Your task = Bring together all lines of the material below that contain the string "SDTVAR".

[Records that describe figures]

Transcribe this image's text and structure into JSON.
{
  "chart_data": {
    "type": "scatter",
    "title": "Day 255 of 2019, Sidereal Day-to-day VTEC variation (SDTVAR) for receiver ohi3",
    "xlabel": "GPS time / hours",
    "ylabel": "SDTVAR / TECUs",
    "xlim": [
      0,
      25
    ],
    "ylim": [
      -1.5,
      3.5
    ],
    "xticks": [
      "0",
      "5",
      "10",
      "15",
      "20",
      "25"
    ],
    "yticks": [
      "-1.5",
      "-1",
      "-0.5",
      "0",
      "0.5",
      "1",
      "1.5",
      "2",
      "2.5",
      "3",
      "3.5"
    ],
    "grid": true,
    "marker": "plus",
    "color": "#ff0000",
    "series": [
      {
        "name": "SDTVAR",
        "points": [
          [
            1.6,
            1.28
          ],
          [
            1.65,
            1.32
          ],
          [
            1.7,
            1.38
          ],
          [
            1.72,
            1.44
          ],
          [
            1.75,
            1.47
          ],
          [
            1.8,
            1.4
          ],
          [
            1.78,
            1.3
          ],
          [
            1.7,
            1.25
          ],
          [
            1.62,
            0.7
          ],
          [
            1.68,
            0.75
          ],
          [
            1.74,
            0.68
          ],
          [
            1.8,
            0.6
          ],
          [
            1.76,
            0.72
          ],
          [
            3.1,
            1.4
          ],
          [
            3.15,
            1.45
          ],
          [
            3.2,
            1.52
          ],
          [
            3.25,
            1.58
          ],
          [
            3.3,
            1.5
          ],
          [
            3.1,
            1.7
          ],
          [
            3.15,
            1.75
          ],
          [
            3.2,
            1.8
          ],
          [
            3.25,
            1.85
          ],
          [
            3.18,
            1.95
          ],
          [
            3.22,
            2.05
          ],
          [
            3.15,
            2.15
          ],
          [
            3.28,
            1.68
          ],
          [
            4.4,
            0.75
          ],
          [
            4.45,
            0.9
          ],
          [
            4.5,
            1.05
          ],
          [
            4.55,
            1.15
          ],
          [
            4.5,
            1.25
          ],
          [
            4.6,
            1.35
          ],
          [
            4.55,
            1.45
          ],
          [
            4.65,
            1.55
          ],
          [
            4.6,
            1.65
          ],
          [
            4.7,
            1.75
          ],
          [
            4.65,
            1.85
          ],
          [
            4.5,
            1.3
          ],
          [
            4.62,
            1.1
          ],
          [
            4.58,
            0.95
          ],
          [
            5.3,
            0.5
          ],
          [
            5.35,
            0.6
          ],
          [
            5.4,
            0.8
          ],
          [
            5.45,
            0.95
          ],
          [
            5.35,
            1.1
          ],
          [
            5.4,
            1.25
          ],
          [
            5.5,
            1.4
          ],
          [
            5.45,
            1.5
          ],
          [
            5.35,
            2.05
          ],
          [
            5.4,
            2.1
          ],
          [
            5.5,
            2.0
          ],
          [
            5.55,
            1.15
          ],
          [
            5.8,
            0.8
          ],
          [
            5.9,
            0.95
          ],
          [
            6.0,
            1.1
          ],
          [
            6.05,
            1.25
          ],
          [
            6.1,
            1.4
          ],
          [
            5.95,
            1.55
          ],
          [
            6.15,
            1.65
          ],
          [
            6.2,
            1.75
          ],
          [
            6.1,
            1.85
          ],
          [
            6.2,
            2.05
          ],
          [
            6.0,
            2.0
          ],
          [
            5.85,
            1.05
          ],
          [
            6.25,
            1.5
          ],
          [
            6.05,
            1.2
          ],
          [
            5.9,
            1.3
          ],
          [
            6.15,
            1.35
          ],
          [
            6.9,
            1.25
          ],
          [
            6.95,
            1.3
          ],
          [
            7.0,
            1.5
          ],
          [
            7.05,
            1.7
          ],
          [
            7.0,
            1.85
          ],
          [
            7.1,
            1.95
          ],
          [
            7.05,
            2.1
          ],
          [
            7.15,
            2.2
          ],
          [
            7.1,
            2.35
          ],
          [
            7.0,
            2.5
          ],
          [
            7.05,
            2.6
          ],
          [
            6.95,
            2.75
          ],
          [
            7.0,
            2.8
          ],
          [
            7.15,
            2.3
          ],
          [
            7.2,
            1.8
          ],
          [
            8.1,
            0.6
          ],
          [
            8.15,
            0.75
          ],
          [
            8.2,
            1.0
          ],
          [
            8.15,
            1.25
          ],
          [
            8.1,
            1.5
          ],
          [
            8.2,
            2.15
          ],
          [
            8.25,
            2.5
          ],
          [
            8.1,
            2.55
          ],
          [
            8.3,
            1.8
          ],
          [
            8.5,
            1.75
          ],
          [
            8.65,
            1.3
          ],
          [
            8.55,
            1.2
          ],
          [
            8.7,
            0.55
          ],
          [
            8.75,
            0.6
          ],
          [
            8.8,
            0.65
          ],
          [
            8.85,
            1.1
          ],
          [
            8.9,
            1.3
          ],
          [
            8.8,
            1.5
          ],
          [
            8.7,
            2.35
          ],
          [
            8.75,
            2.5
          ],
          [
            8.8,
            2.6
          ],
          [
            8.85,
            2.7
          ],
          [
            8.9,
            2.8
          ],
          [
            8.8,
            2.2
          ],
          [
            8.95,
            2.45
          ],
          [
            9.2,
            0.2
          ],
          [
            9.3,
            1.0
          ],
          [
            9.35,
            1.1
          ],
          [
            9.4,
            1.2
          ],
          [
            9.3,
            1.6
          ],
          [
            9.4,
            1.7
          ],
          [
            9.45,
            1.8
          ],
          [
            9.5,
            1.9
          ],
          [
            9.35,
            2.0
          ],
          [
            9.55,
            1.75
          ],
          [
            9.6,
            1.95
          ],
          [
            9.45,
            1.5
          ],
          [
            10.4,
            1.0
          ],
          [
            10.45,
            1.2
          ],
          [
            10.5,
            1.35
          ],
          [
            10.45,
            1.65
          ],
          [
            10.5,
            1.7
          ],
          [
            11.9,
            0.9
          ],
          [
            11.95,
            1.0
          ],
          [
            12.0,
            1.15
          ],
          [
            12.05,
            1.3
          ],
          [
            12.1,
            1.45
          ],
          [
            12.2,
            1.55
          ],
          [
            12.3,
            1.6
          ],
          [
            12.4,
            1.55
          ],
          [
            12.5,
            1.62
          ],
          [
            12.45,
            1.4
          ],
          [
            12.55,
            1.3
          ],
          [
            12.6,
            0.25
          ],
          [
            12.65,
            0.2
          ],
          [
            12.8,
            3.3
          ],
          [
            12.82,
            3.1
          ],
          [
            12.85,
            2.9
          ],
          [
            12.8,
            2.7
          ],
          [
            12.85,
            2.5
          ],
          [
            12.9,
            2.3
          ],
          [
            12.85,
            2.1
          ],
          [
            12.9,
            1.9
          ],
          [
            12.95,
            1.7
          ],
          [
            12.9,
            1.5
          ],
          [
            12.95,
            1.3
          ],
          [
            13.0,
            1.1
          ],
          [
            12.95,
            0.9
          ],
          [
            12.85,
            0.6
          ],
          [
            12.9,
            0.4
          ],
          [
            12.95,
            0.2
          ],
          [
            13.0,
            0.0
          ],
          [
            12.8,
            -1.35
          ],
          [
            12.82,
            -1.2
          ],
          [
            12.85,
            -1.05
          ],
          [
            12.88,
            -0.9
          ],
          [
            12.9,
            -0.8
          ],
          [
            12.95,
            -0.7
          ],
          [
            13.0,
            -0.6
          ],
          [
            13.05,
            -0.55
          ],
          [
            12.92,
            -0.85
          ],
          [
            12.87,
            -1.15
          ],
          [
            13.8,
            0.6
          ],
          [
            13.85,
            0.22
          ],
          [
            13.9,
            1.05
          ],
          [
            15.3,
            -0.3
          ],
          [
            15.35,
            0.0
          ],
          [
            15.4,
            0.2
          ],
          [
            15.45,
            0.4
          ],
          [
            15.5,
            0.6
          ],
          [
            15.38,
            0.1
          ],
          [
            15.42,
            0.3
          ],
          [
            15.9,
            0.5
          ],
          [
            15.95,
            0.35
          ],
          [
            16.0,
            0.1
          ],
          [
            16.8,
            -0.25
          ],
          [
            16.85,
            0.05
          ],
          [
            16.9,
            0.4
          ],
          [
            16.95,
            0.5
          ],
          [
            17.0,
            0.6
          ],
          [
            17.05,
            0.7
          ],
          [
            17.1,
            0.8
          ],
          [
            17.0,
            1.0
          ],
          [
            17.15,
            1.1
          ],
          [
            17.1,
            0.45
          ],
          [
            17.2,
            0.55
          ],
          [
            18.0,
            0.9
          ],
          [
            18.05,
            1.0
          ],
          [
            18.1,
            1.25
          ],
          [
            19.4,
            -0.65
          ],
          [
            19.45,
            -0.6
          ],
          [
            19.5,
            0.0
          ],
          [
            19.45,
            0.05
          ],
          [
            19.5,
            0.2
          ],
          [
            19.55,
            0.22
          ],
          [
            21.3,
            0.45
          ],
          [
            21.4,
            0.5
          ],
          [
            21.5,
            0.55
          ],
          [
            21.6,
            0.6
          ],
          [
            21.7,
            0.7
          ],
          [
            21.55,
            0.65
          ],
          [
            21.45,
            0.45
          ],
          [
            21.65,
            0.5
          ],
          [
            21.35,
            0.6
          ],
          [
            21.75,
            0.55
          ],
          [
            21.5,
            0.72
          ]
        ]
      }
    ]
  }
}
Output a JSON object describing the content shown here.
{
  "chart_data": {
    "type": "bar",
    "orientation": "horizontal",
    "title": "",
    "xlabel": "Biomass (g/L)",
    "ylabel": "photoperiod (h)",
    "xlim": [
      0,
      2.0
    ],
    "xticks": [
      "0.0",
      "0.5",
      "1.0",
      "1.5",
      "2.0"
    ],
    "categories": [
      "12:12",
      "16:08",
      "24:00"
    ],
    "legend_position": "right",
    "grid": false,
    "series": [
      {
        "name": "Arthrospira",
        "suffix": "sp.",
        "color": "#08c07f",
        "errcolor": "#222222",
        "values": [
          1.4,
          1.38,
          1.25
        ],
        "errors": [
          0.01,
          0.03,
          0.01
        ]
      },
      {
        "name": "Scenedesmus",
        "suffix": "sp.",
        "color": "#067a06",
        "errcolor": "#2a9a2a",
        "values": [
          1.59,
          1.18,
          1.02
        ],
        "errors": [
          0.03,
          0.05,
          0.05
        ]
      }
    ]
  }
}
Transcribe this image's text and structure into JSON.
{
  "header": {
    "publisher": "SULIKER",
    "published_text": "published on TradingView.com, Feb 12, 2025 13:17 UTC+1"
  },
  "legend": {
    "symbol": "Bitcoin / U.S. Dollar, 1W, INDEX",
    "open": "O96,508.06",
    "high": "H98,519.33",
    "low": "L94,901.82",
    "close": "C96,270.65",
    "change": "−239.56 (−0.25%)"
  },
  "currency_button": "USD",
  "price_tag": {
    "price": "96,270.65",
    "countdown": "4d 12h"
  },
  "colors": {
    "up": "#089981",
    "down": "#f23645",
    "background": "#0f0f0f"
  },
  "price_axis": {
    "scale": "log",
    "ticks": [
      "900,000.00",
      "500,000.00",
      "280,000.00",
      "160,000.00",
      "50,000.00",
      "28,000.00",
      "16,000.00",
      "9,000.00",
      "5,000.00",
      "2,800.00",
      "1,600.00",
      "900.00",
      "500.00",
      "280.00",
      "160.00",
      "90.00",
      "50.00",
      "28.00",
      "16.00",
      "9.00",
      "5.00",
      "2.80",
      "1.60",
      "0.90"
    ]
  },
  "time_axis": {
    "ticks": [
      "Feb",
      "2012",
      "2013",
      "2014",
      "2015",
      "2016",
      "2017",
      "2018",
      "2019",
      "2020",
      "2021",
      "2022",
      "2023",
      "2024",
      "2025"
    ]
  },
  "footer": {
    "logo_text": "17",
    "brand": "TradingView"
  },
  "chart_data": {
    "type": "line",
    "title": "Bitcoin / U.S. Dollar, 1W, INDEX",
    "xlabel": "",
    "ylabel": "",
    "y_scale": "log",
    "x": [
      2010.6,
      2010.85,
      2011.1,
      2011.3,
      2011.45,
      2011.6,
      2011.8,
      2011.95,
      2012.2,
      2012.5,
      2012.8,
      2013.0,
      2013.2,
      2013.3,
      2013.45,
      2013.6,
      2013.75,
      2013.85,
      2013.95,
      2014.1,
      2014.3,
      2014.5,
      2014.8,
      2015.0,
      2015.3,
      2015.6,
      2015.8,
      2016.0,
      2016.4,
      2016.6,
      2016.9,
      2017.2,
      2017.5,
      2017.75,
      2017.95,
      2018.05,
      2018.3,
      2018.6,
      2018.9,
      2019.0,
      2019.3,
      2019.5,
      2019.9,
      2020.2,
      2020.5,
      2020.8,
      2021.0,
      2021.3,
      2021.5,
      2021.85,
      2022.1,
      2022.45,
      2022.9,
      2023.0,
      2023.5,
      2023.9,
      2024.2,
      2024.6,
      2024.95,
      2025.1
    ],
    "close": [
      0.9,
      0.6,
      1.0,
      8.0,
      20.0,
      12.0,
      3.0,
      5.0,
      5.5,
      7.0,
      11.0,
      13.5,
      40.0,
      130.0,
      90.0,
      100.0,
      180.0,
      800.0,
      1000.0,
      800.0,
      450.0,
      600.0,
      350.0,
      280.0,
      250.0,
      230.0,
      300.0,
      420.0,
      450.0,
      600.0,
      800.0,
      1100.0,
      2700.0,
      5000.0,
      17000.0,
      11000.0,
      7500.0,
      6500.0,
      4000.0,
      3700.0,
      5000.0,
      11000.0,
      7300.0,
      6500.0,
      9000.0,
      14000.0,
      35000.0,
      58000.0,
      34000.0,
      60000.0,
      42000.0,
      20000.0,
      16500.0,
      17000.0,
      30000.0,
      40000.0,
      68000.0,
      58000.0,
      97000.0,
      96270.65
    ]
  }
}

Task output =
    "title": "Day 255 of 2019, Sidereal Day-to-day VTEC variation (SDTVAR) for receiver ohi3",
    "ylabel": "SDTVAR / TECUs",
        "name": "SDTVAR",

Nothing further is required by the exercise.